■ Task:
Omit all pictures and give the records below again exactly as written.

[Extracts from a graphics dataset]
- - -
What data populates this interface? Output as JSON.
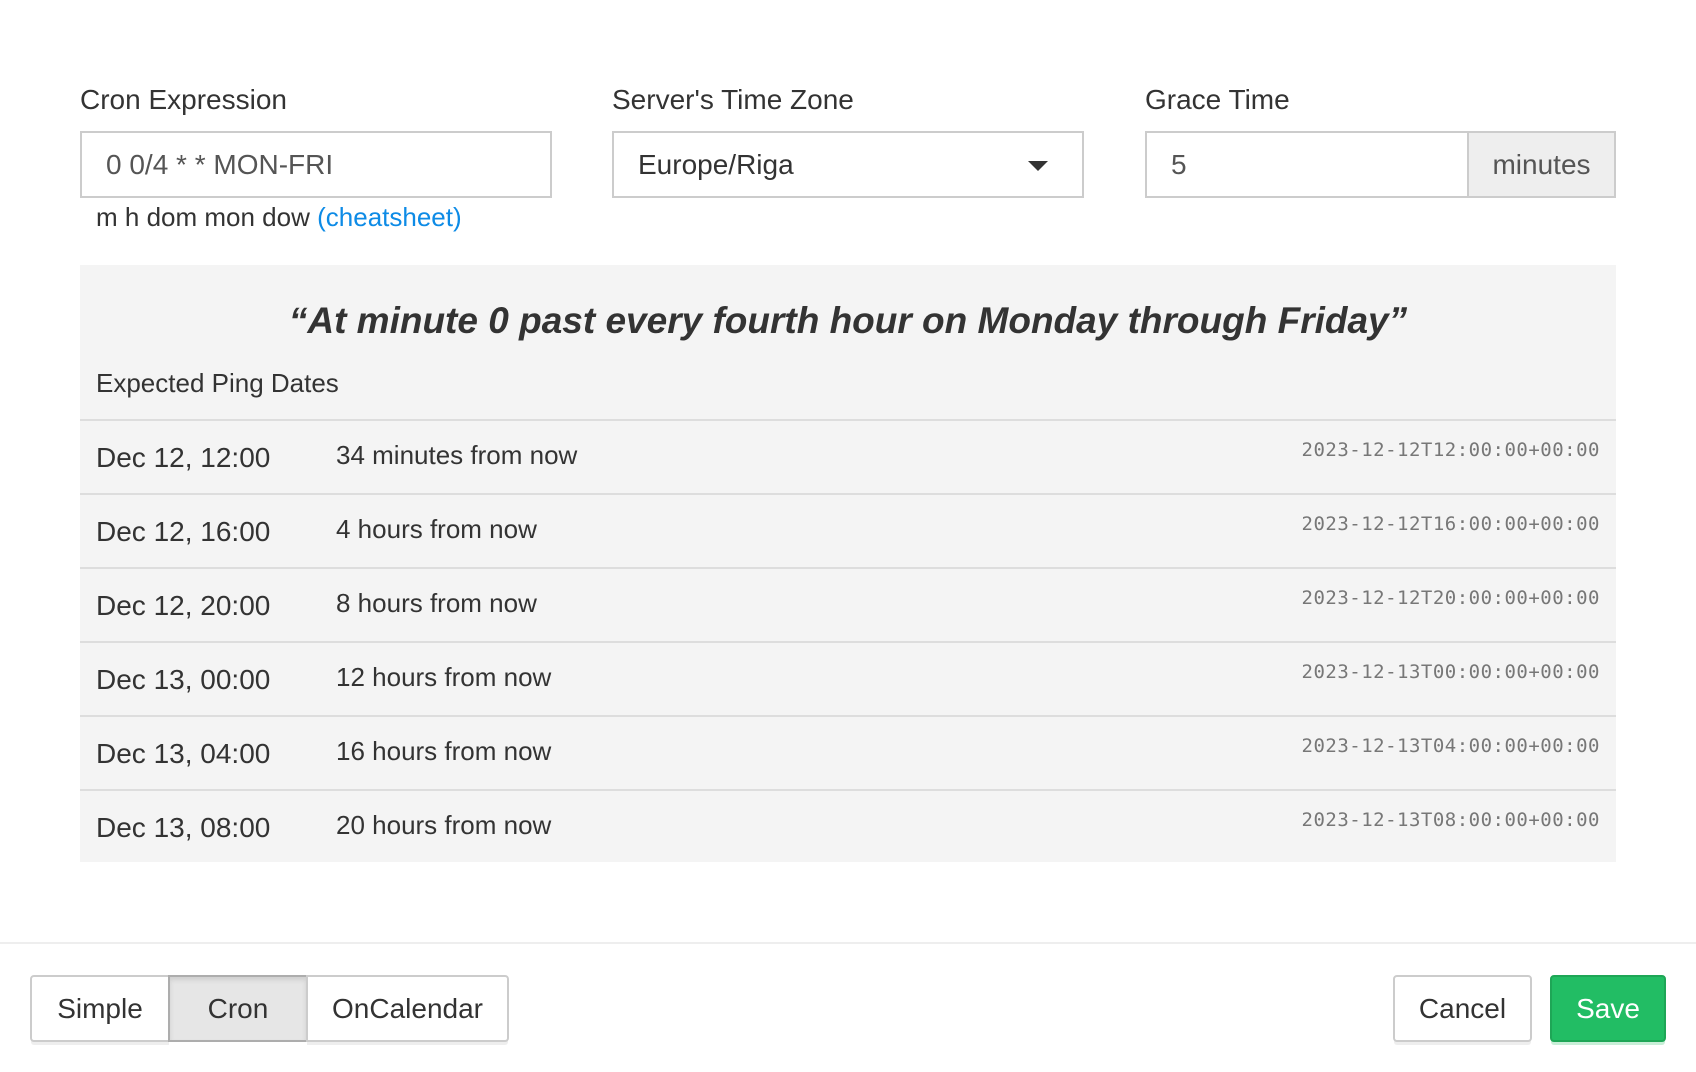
{
  "cron": {
    "label": "Cron Expression",
    "value": "0 0/4 * * MON-FRI",
    "hint": "m h dom mon dow",
    "cheatsheet": "(cheatsheet)"
  },
  "timezone": {
    "label": "Server's Time Zone",
    "value": "Europe/Riga"
  },
  "grace": {
    "label": "Grace Time",
    "value": "5",
    "unit": "minutes"
  },
  "description": "“At minute 0 past every fourth hour on Monday through Friday”",
  "ping_title": "Expected Ping Dates",
  "pings": [
    {
      "date": "Dec 12, 12:00",
      "relative": "34 minutes from now",
      "iso": "2023-12-12T12:00:00+00:00"
    },
    {
      "date": "Dec 12, 16:00",
      "relative": "4 hours from now",
      "iso": "2023-12-12T16:00:00+00:00"
    },
    {
      "date": "Dec 12, 20:00",
      "relative": "8 hours from now",
      "iso": "2023-12-12T20:00:00+00:00"
    },
    {
      "date": "Dec 13, 00:00",
      "relative": "12 hours from now",
      "iso": "2023-12-13T00:00:00+00:00"
    },
    {
      "date": "Dec 13, 04:00",
      "relative": "16 hours from now",
      "iso": "2023-12-13T04:00:00+00:00"
    },
    {
      "date": "Dec 13, 08:00",
      "relative": "20 hours from now",
      "iso": "2023-12-13T08:00:00+00:00"
    }
  ],
  "footer": {
    "modes": [
      "Simple",
      "Cron",
      "OnCalendar"
    ],
    "active_mode": "Cron",
    "cancel": "Cancel",
    "save": "Save"
  },
  "colors": {
    "accent_link": "#0d8be6",
    "save_green": "#22bd64"
  }
}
- - -
■ Completed exercise:
What data populates this interface? Output as JSON.
{
  "cron": {
    "label": "Cron Expression",
    "value": "0 0/4 * * MON-FRI",
    "hint": "m h dom mon dow",
    "cheatsheet": "(cheatsheet)"
  },
  "timezone": {
    "label": "Server's Time Zone",
    "value": "Europe/Riga"
  },
  "grace": {
    "label": "Grace Time",
    "value": "5",
    "unit": "minutes"
  },
  "description": "“At minute 0 past every fourth hour on Monday through Friday”",
  "ping_title": "Expected Ping Dates",
  "pings": [
    {
      "date": "Dec 12, 12:00",
      "relative": "34 minutes from now",
      "iso": "2023-12-12T12:00:00+00:00"
    },
    {
      "date": "Dec 12, 16:00",
      "relative": "4 hours from now",
      "iso": "2023-12-12T16:00:00+00:00"
    },
    {
      "date": "Dec 12, 20:00",
      "relative": "8 hours from now",
      "iso": "2023-12-12T20:00:00+00:00"
    },
    {
      "date": "Dec 13, 00:00",
      "relative": "12 hours from now",
      "iso": "2023-12-13T00:00:00+00:00"
    },
    {
      "date": "Dec 13, 04:00",
      "relative": "16 hours from now",
      "iso": "2023-12-13T04:00:00+00:00"
    },
    {
      "date": "Dec 13, 08:00",
      "relative": "20 hours from now",
      "iso": "2023-12-13T08:00:00+00:00"
    }
  ],
  "footer": {
    "modes": [
      "Simple",
      "Cron",
      "OnCalendar"
    ],
    "active_mode": "Cron",
    "cancel": "Cancel",
    "save": "Save"
  },
  "colors": {
    "accent_link": "#0d8be6",
    "save_green": "#22bd64"
  }
}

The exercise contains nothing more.